=== Extracted information ===
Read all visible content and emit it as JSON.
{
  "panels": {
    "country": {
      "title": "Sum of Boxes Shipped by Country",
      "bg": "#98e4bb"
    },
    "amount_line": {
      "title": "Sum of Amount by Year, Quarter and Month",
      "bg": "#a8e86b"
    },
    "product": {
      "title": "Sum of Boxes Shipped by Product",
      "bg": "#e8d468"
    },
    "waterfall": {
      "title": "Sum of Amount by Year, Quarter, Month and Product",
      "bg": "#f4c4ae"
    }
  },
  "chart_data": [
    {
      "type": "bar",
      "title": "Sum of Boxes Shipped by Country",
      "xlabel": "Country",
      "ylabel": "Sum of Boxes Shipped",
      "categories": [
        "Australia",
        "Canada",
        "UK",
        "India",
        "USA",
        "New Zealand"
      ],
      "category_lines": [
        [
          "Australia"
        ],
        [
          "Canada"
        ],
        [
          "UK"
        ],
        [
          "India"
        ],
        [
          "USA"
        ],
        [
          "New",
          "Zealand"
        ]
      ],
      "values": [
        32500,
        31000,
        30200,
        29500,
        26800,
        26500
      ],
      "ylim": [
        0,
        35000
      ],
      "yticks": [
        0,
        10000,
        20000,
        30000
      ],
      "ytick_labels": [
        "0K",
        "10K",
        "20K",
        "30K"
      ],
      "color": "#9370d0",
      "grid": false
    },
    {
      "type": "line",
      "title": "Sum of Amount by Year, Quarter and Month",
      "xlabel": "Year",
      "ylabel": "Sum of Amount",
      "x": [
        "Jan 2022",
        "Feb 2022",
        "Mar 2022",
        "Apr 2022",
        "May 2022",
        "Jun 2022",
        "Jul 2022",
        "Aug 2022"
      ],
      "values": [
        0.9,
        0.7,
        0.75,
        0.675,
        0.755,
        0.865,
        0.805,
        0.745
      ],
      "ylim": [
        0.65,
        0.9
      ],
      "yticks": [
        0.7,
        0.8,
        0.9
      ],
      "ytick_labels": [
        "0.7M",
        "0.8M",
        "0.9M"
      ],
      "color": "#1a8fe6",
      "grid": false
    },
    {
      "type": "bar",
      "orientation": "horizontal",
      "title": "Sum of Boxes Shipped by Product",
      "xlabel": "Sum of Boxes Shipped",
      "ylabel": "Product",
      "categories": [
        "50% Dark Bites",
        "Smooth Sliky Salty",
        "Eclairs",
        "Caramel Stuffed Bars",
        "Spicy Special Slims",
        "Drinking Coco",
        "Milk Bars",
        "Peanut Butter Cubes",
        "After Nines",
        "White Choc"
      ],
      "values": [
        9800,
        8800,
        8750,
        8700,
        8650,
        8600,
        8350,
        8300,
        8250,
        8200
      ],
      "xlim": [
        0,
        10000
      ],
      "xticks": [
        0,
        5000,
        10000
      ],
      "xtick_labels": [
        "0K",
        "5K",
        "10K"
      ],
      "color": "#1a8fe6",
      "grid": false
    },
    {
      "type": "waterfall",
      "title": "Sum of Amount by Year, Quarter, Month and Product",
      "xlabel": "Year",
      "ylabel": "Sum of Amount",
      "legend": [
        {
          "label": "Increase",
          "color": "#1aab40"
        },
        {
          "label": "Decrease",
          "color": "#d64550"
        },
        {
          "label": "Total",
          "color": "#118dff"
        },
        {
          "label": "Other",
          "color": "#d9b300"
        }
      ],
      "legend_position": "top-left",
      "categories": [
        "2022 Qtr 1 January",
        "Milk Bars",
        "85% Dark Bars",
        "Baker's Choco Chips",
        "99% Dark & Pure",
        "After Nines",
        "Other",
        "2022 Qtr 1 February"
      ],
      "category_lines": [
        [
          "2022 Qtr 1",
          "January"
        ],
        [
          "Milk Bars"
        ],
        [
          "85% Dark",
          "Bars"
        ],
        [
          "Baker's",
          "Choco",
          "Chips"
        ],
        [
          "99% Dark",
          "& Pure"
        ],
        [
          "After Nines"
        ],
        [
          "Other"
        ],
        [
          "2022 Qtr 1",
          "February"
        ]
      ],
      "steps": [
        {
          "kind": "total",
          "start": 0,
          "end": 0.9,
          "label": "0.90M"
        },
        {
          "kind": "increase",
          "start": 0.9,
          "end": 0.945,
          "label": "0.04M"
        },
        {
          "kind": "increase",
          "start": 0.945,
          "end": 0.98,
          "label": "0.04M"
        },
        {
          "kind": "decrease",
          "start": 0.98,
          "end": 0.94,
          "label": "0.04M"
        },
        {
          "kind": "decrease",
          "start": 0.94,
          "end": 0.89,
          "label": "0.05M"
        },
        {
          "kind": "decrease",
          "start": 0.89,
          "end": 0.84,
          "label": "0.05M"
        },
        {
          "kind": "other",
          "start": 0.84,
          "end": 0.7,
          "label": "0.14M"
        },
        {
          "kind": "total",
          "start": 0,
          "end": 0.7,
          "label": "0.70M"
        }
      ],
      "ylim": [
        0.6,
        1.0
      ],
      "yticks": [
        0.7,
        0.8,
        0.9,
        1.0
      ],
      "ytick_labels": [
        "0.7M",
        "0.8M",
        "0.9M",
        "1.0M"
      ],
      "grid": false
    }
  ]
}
===
To be done
Write out the entries in full, exactly as given.

Exercise response
Read all visible content and emit it as JSON.
{
  "panels": {
    "country": {
      "title": "Sum of Boxes Shipped by Country",
      "bg": "#98e4bb"
    },
    "amount_line": {
      "title": "Sum of Amount by Year, Quarter and Month",
      "bg": "#a8e86b"
    },
    "product": {
      "title": "Sum of Boxes Shipped by Product",
      "bg": "#e8d468"
    },
    "waterfall": {
      "title": "Sum of Amount by Year, Quarter, Month and Product",
      "bg": "#f4c4ae"
    }
  },
  "chart_data": [
    {
      "type": "bar",
      "title": "Sum of Boxes Shipped by Country",
      "xlabel": "Country",
      "ylabel": "Sum of Boxes Shipped",
      "categories": [
        "Australia",
        "Canada",
        "UK",
        "India",
        "USA",
        "New Zealand"
      ],
      "category_lines": [
        [
          "Australia"
        ],
        [
          "Canada"
        ],
        [
          "UK"
        ],
        [
          "India"
        ],
        [
          "USA"
        ],
        [
          "New",
          "Zealand"
        ]
      ],
      "values": [
        32500,
        31000,
        30200,
        29500,
        26800,
        26500
      ],
      "ylim": [
        0,
        35000
      ],
      "yticks": [
        0,
        10000,
        20000,
        30000
      ],
      "ytick_labels": [
        "0K",
        "10K",
        "20K",
        "30K"
      ],
      "color": "#9370d0",
      "grid": false
    },
    {
      "type": "line",
      "title": "Sum of Amount by Year, Quarter and Month",
      "xlabel": "Year",
      "ylabel": "Sum of Amount",
      "x": [
        "Jan 2022",
        "Feb 2022",
        "Mar 2022",
        "Apr 2022",
        "May 2022",
        "Jun 2022",
        "Jul 2022",
        "Aug 2022"
      ],
      "values": [
        0.9,
        0.7,
        0.75,
        0.675,
        0.755,
        0.865,
        0.805,
        0.745
      ],
      "ylim": [
        0.65,
        0.9
      ],
      "yticks": [
        0.7,
        0.8,
        0.9
      ],
      "ytick_labels": [
        "0.7M",
        "0.8M",
        "0.9M"
      ],
      "color": "#1a8fe6",
      "grid": false
    },
    {
      "type": "bar",
      "orientation": "horizontal",
      "title": "Sum of Boxes Shipped by Product",
      "xlabel": "Sum of Boxes Shipped",
      "ylabel": "Product",
      "categories": [
        "50% Dark Bites",
        "Smooth Sliky Salty",
        "Eclairs",
        "Caramel Stuffed Bars",
        "Spicy Special Slims",
        "Drinking Coco",
        "Milk Bars",
        "Peanut Butter Cubes",
        "After Nines",
        "White Choc"
      ],
      "values": [
        9800,
        8800,
        8750,
        8700,
        8650,
        8600,
        8350,
        8300,
        8250,
        8200
      ],
      "xlim": [
        0,
        10000
      ],
      "xticks": [
        0,
        5000,
        10000
      ],
      "xtick_labels": [
        "0K",
        "5K",
        "10K"
      ],
      "color": "#1a8fe6",
      "grid": false
    },
    {
      "type": "waterfall",
      "title": "Sum of Amount by Year, Quarter, Month and Product",
      "xlabel": "Year",
      "ylabel": "Sum of Amount",
      "legend": [
        {
          "label": "Increase",
          "color": "#1aab40"
        },
        {
          "label": "Decrease",
          "color": "#d64550"
        },
        {
          "label": "Total",
          "color": "#118dff"
        },
        {
          "label": "Other",
          "color": "#d9b300"
        }
      ],
      "legend_position": "top-left",
      "categories": [
        "2022 Qtr 1 January",
        "Milk Bars",
        "85% Dark Bars",
        "Baker's Choco Chips",
        "99% Dark & Pure",
        "After Nines",
        "Other",
        "2022 Qtr 1 February"
      ],
      "category_lines": [
        [
          "2022 Qtr 1",
          "January"
        ],
        [
          "Milk Bars"
        ],
        [
          "85% Dark",
          "Bars"
        ],
        [
          "Baker's",
          "Choco",
          "Chips"
        ],
        [
          "99% Dark",
          "& Pure"
        ],
        [
          "After Nines"
        ],
        [
          "Other"
        ],
        [
          "2022 Qtr 1",
          "February"
        ]
      ],
      "steps": [
        {
          "kind": "total",
          "start": 0,
          "end": 0.9,
          "label": "0.90M"
        },
        {
          "kind": "increase",
          "start": 0.9,
          "end": 0.945,
          "label": "0.04M"
        },
        {
          "kind": "increase",
          "start": 0.945,
          "end": 0.98,
          "label": "0.04M"
        },
        {
          "kind": "decrease",
          "start": 0.98,
          "end": 0.94,
          "label": "0.04M"
        },
        {
          "kind": "decrease",
          "start": 0.94,
          "end": 0.89,
          "label": "0.05M"
        },
        {
          "kind": "decrease",
          "start": 0.89,
          "end": 0.84,
          "label": "0.05M"
        },
        {
          "kind": "other",
          "start": 0.84,
          "end": 0.7,
          "label": "0.14M"
        },
        {
          "kind": "total",
          "start": 0,
          "end": 0.7,
          "label": "0.70M"
        }
      ],
      "ylim": [
        0.6,
        1.0
      ],
      "yticks": [
        0.7,
        0.8,
        0.9,
        1.0
      ],
      "ytick_labels": [
        "0.7M",
        "0.8M",
        "0.9M",
        "1.0M"
      ],
      "grid": false
    }
  ]
}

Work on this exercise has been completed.